■ **Problem statement**
Copy out each line that has "фильмы" in it.

■ **Records provided**

•••

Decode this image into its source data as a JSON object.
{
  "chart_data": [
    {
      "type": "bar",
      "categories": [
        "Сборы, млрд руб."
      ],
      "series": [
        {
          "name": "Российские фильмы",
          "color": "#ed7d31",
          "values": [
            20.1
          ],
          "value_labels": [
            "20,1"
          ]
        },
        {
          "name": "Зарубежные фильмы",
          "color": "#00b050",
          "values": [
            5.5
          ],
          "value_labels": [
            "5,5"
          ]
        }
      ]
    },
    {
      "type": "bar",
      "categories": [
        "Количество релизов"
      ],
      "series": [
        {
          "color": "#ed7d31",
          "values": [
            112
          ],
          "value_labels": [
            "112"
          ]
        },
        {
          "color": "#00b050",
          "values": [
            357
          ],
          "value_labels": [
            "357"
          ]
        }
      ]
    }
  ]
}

•••

■ **Solution below**
          "name": "Российские фильмы",
          "name": "Зарубежные фильмы",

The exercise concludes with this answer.